***** The data *****

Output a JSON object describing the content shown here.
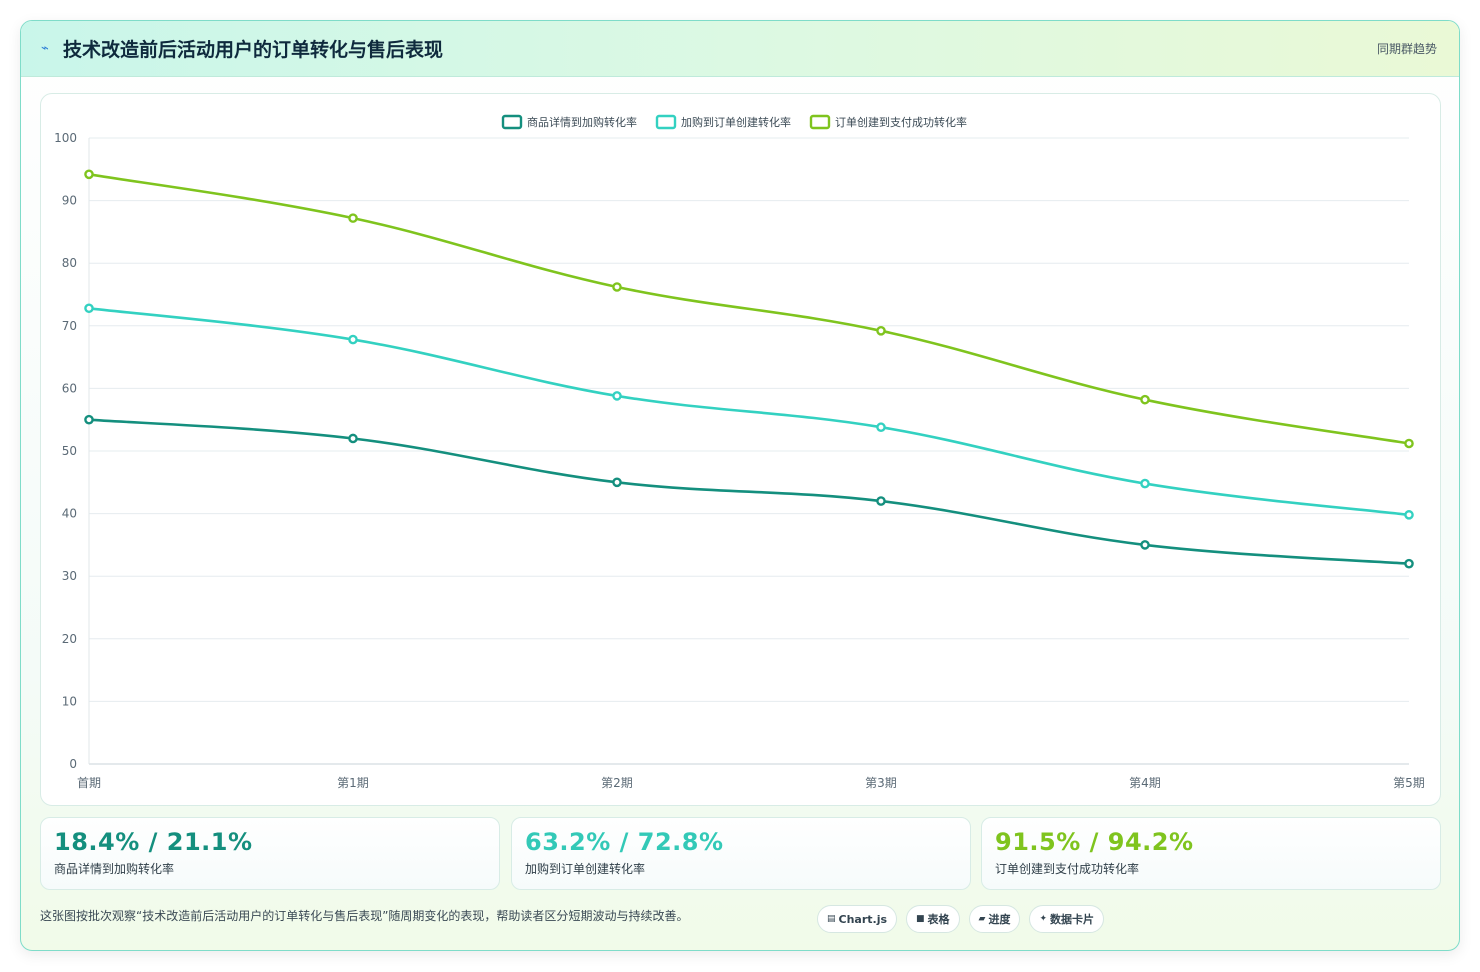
{
  "header": {
    "icon": "trend-line-icon",
    "title": "技术改造前后活动用户的订单转化与售后表现",
    "badge": "同期群趋势"
  },
  "chart_data": {
    "type": "line",
    "title": "",
    "xlabel": "",
    "ylabel": "",
    "categories": [
      "首期",
      "第1期",
      "第2期",
      "第3期",
      "第4期",
      "第5期"
    ],
    "ylim": [
      0,
      100
    ],
    "yticks": [
      0,
      10,
      20,
      30,
      40,
      50,
      60,
      70,
      80,
      90,
      100
    ],
    "grid": true,
    "legend_position": "top-center",
    "series": [
      {
        "name": "商品详情到加购转化率",
        "color": "#148f7e",
        "values": [
          55.0,
          52.0,
          45.0,
          42.0,
          35.0,
          32.0
        ]
      },
      {
        "name": "加购到订单创建转化率",
        "color": "#33d1c1",
        "values": [
          72.8,
          67.8,
          58.8,
          53.8,
          44.8,
          39.8
        ]
      },
      {
        "name": "订单创建到支付成功转化率",
        "color": "#7fc41e",
        "values": [
          94.2,
          87.2,
          76.2,
          69.2,
          58.2,
          51.2
        ]
      }
    ]
  },
  "stats": [
    {
      "value": "18.4% / 21.1%",
      "label": "商品详情到加购转化率",
      "color": "#148f7e"
    },
    {
      "value": "63.2% / 72.8%",
      "label": "加购到订单创建转化率",
      "color": "#33c9b7"
    },
    {
      "value": "91.5% / 94.2%",
      "label": "订单创建到支付成功转化率",
      "color": "#7fc41e"
    }
  ],
  "footer": {
    "text": "这张图按批次观察“技术改造前后活动用户的订单转化与售后表现”随周期变化的表现，帮助读者区分短期波动与持续改善。",
    "pills": [
      {
        "icon": "chart-icon",
        "glyph": "▤",
        "label": "Chart.js"
      },
      {
        "icon": "table-icon",
        "glyph": "■",
        "label": "表格"
      },
      {
        "icon": "progress-icon",
        "glyph": "▰",
        "label": "进度"
      },
      {
        "icon": "sparkle-icon",
        "glyph": "✦",
        "label": "数据卡片"
      }
    ]
  }
}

*****

→ **Objective**
Please set down each line of the data above exactly as written, without the pictures.

→ **Response to the exercise**
Output a JSON object describing the content shown here.
{
  "header": {
    "icon": "trend-line-icon",
    "title": "技术改造前后活动用户的订单转化与售后表现",
    "badge": "同期群趋势"
  },
  "chart_data": {
    "type": "line",
    "title": "",
    "xlabel": "",
    "ylabel": "",
    "categories": [
      "首期",
      "第1期",
      "第2期",
      "第3期",
      "第4期",
      "第5期"
    ],
    "ylim": [
      0,
      100
    ],
    "yticks": [
      0,
      10,
      20,
      30,
      40,
      50,
      60,
      70,
      80,
      90,
      100
    ],
    "grid": true,
    "legend_position": "top-center",
    "series": [
      {
        "name": "商品详情到加购转化率",
        "color": "#148f7e",
        "values": [
          55.0,
          52.0,
          45.0,
          42.0,
          35.0,
          32.0
        ]
      },
      {
        "name": "加购到订单创建转化率",
        "color": "#33d1c1",
        "values": [
          72.8,
          67.8,
          58.8,
          53.8,
          44.8,
          39.8
        ]
      },
      {
        "name": "订单创建到支付成功转化率",
        "color": "#7fc41e",
        "values": [
          94.2,
          87.2,
          76.2,
          69.2,
          58.2,
          51.2
        ]
      }
    ]
  },
  "stats": [
    {
      "value": "18.4% / 21.1%",
      "label": "商品详情到加购转化率",
      "color": "#148f7e"
    },
    {
      "value": "63.2% / 72.8%",
      "label": "加购到订单创建转化率",
      "color": "#33c9b7"
    },
    {
      "value": "91.5% / 94.2%",
      "label": "订单创建到支付成功转化率",
      "color": "#7fc41e"
    }
  ],
  "footer": {
    "text": "这张图按批次观察“技术改造前后活动用户的订单转化与售后表现”随周期变化的表现，帮助读者区分短期波动与持续改善。",
    "pills": [
      {
        "icon": "chart-icon",
        "glyph": "▤",
        "label": "Chart.js"
      },
      {
        "icon": "table-icon",
        "glyph": "■",
        "label": "表格"
      },
      {
        "icon": "progress-icon",
        "glyph": "▰",
        "label": "进度"
      },
      {
        "icon": "sparkle-icon",
        "glyph": "✦",
        "label": "数据卡片"
      }
    ]
  }
}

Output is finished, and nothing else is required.